Extracted entries -
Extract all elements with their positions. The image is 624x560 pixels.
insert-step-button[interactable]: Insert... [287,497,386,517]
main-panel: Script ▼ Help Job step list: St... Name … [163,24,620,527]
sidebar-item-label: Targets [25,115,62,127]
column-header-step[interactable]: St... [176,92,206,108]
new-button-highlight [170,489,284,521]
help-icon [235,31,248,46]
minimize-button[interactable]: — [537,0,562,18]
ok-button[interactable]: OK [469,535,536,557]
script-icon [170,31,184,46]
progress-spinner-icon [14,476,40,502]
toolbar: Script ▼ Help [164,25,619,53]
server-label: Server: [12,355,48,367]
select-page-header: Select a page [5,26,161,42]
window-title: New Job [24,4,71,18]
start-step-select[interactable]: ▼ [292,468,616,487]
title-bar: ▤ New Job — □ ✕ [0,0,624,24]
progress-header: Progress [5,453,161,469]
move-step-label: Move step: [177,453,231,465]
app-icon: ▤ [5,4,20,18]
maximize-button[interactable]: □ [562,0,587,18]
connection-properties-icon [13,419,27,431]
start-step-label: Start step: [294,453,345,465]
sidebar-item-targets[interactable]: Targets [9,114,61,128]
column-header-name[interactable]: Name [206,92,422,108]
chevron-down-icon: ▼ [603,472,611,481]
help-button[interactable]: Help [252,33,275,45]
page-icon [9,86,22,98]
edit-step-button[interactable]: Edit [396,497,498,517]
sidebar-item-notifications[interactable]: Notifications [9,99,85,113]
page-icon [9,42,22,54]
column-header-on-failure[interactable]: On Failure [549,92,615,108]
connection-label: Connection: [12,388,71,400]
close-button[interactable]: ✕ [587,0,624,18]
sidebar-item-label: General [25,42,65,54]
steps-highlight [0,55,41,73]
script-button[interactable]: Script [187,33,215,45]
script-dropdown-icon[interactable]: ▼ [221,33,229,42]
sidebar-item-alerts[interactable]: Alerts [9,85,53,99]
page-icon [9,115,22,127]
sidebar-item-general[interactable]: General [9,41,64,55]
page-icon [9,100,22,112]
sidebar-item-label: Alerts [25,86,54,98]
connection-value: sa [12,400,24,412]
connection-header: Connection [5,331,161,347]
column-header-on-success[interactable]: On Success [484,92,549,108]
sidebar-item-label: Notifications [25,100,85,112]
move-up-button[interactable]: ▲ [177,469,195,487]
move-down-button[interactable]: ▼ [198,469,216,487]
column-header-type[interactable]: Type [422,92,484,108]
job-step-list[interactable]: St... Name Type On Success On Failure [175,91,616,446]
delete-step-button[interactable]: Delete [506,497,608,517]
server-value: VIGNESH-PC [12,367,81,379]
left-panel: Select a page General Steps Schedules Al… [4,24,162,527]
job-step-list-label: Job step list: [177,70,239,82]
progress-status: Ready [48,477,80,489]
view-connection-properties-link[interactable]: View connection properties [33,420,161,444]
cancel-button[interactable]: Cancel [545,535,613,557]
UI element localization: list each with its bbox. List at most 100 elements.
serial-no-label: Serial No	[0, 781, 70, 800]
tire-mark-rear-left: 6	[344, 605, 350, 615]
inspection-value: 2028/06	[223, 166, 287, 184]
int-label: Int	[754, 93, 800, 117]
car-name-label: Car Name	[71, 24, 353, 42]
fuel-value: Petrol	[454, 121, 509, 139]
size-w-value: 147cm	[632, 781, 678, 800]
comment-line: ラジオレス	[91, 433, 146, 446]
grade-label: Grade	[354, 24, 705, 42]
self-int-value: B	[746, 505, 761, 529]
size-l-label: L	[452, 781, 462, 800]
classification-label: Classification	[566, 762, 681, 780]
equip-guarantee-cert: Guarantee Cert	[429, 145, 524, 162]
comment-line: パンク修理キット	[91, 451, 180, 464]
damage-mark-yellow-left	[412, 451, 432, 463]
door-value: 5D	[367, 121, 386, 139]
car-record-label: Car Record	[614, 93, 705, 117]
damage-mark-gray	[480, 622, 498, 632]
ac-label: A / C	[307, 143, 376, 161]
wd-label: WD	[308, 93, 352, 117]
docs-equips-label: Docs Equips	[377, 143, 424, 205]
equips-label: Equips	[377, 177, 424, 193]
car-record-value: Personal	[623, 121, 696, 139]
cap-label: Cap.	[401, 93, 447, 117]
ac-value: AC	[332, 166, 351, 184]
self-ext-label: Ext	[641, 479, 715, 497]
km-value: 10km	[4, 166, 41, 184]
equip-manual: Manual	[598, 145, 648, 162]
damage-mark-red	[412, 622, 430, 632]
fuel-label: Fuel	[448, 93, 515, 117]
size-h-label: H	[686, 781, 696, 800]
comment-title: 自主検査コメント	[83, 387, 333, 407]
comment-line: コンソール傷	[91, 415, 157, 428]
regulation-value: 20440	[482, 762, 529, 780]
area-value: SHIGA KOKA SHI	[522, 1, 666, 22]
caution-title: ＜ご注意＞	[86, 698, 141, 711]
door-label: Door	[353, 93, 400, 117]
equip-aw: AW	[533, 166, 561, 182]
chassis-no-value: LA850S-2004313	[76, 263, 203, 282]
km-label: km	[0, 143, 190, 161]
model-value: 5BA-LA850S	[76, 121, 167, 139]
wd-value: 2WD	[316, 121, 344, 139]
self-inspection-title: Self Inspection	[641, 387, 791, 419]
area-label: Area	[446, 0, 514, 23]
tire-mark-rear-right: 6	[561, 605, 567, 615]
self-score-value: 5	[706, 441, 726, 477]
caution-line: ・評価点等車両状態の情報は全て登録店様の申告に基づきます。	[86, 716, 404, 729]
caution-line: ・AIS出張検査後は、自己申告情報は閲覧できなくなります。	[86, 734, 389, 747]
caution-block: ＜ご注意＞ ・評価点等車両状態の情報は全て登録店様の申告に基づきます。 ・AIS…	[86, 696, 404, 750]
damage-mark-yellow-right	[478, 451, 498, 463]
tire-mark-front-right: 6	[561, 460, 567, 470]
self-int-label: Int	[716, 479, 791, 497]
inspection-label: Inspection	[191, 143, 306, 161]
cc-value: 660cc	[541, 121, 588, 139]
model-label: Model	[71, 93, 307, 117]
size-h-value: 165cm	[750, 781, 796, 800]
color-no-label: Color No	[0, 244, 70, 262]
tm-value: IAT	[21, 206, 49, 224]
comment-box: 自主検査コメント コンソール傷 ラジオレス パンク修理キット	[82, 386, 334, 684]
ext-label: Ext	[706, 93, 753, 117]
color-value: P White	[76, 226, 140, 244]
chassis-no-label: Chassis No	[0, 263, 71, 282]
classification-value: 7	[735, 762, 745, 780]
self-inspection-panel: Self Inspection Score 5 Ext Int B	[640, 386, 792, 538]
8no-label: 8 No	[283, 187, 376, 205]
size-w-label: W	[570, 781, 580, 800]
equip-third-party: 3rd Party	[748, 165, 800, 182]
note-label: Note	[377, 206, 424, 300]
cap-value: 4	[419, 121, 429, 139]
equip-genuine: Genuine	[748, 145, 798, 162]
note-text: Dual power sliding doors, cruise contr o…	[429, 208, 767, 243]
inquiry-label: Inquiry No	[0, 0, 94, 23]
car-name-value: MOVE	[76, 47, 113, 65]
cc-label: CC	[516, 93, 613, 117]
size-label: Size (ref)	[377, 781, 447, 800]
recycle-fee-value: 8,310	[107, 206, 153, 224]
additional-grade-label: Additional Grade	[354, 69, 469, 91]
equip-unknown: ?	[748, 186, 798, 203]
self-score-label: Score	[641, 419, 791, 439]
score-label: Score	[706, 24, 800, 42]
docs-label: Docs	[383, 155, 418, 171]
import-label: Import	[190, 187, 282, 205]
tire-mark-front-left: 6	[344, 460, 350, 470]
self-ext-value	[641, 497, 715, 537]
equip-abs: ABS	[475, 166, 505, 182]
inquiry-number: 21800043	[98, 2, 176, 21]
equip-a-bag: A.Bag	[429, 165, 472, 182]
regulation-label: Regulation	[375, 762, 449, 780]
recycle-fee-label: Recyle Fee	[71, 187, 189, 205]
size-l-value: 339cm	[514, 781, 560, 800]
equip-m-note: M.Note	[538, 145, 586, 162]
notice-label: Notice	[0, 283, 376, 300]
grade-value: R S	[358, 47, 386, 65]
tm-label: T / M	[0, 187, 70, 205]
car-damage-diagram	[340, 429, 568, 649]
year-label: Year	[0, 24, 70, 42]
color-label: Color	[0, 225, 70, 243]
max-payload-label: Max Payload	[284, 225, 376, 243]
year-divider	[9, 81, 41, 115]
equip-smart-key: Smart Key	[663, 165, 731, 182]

What the exercise asks -
Return every line from the very first one down to the line containing "page-icon [9,42,22,54]", including both, copied character for character.

Written answer -
Extract all elements with their positions. The image is 624x560 pixels.
insert-step-button[interactable]: Insert... [287,497,386,517]
main-panel: Script ▼ Help Job step list: St... Name … [163,24,620,527]
sidebar-item-label: Targets [25,115,62,127]
column-header-step[interactable]: St... [176,92,206,108]
new-button-highlight [170,489,284,521]
help-icon [235,31,248,46]
minimize-button[interactable]: — [537,0,562,18]
ok-button[interactable]: OK [469,535,536,557]
script-icon [170,31,184,46]
progress-spinner-icon [14,476,40,502]
toolbar: Script ▼ Help [164,25,619,53]
server-label: Server: [12,355,48,367]
select-page-header: Select a page [5,26,161,42]
window-title: New Job [24,4,71,18]
start-step-select[interactable]: ▼ [292,468,616,487]
title-bar: ▤ New Job — □ ✕ [0,0,624,24]
progress-header: Progress [5,453,161,469]
move-step-label: Move step: [177,453,231,465]
app-icon: ▤ [5,4,20,18]
maximize-button[interactable]: □ [562,0,587,18]
connection-properties-icon [13,419,27,431]
start-step-label: Start step: [294,453,345,465]
sidebar-item-targets[interactable]: Targets [9,114,61,128]
column-header-name[interactable]: Name [206,92,422,108]
chevron-down-icon: ▼ [603,472,611,481]
help-button[interactable]: Help [252,33,275,45]
page-icon [9,86,22,98]
edit-step-button[interactable]: Edit [396,497,498,517]
sidebar-item-notifications[interactable]: Notifications [9,99,85,113]
page-icon [9,42,22,54]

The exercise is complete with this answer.